→ Your task: Locate every line that holds the string "zoals" and copy it.

→ Records shown:
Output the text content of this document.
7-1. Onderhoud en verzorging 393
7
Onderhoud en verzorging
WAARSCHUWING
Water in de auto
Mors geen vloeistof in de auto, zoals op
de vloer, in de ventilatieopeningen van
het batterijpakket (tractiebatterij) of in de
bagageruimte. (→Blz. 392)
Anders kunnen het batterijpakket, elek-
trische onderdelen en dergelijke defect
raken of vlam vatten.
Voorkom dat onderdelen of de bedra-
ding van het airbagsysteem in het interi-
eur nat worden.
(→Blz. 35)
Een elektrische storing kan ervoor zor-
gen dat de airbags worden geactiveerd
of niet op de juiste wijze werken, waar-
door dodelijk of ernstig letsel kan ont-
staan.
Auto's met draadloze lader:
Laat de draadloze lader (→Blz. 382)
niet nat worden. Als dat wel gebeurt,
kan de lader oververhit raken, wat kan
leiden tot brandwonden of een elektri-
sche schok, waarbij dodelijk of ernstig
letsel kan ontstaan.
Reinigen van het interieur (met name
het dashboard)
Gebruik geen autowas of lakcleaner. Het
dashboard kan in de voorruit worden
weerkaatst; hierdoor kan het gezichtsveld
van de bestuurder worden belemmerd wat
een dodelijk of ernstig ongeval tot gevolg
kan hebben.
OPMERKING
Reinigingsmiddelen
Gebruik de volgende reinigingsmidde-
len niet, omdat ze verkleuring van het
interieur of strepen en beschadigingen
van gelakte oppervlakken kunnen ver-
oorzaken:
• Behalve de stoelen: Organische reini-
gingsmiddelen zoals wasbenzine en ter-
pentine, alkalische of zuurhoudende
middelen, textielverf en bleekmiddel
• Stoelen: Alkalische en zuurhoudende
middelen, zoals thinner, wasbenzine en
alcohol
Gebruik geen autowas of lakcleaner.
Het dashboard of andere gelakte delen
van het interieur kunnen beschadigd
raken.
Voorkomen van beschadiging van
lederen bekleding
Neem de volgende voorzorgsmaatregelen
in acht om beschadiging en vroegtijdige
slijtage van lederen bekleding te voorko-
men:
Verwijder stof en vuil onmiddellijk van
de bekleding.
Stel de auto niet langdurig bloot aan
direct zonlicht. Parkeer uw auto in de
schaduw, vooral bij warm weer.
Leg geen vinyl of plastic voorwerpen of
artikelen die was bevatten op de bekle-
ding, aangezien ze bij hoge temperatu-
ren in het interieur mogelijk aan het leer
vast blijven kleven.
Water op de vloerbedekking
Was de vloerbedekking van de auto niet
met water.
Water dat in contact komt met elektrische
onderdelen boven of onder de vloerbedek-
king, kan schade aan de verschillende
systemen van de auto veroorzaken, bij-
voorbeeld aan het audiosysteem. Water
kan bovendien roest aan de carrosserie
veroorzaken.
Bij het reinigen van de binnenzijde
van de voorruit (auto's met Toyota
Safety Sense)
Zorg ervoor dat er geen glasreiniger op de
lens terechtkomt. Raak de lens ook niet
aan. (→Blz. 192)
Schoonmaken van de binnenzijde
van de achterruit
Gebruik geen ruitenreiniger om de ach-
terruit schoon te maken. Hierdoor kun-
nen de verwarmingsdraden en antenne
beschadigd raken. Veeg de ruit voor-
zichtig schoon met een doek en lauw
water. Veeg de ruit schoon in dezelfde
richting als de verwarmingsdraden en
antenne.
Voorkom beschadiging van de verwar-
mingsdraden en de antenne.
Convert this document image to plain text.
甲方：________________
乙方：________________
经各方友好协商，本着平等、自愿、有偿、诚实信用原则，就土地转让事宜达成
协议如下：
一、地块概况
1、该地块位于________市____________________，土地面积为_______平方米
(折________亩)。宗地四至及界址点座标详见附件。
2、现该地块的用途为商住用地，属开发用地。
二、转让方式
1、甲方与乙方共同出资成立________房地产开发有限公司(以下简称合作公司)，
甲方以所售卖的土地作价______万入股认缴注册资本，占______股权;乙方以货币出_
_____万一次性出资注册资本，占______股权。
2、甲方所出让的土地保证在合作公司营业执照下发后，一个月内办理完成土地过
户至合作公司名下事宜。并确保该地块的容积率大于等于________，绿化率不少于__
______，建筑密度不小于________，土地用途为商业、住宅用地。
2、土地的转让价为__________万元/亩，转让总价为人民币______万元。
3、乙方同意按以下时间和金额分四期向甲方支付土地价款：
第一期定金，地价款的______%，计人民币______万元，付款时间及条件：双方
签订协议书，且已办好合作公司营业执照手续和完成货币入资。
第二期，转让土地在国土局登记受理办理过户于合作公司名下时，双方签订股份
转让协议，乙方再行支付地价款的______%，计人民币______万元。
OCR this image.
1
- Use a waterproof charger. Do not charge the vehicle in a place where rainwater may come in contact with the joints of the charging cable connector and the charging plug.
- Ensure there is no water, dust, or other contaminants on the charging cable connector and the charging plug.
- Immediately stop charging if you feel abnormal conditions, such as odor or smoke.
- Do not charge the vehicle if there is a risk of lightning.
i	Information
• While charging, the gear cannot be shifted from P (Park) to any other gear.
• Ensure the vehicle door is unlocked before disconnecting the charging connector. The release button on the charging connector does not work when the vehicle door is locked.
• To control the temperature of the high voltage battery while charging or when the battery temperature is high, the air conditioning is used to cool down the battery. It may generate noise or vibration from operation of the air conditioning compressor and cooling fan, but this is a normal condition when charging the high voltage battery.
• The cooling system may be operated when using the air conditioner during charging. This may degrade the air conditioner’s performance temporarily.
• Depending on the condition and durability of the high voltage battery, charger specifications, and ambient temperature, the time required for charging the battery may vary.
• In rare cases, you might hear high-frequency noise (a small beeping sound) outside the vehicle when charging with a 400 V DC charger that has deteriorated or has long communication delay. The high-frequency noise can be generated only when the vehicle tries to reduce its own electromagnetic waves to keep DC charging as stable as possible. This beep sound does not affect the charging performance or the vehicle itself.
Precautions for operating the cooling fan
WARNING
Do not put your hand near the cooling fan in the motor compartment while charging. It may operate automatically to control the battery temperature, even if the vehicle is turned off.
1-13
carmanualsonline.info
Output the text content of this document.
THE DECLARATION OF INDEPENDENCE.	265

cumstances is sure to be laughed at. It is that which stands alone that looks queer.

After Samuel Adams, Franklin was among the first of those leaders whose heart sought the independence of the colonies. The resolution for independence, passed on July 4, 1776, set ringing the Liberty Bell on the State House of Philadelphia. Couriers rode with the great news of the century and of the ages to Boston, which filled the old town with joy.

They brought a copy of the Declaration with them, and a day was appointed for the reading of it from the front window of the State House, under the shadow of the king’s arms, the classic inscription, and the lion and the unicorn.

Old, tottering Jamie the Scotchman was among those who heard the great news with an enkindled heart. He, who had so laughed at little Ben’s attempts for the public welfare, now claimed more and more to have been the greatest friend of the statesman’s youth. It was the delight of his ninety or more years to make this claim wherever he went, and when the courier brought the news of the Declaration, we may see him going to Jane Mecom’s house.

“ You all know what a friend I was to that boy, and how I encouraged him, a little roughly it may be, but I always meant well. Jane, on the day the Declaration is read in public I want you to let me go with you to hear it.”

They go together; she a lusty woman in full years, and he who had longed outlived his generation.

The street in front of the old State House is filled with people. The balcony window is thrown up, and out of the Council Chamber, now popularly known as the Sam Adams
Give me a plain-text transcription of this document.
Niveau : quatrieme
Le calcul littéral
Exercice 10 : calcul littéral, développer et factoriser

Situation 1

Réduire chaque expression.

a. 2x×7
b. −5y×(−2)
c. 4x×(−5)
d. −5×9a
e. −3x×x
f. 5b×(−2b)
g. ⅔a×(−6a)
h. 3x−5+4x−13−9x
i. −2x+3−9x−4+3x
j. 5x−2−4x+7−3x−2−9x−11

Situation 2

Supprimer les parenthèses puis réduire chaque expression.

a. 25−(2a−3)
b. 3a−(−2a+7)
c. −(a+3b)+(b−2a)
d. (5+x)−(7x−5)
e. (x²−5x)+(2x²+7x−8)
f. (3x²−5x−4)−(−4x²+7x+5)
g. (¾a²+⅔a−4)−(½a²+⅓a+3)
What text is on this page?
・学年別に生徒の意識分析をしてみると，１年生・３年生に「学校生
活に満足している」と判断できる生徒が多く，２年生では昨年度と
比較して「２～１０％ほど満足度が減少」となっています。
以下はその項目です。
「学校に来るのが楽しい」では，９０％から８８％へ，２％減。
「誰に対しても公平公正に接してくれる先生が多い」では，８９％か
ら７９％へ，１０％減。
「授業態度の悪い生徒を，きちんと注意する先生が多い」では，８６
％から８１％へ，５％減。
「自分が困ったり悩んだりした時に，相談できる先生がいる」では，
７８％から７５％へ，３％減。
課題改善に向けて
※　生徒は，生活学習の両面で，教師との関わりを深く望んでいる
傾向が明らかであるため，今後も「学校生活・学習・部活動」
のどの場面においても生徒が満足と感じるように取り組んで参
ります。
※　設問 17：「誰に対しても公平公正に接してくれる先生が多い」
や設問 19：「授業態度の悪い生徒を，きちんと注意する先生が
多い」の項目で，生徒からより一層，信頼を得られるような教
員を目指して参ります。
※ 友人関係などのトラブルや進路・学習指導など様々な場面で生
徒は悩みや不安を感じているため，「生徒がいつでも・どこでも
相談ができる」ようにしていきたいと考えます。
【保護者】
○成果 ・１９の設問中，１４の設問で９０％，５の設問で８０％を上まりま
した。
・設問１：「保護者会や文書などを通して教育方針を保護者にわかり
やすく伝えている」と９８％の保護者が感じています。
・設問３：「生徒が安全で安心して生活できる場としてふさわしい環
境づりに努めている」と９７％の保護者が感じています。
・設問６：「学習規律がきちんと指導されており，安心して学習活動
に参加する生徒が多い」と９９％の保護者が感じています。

→ Solution for this problem:
Mors geen vloeistof in de auto, zoals op
gingsmiddelen zoals wasbenzine en ter-
middelen, zoals thinner, wasbenzine en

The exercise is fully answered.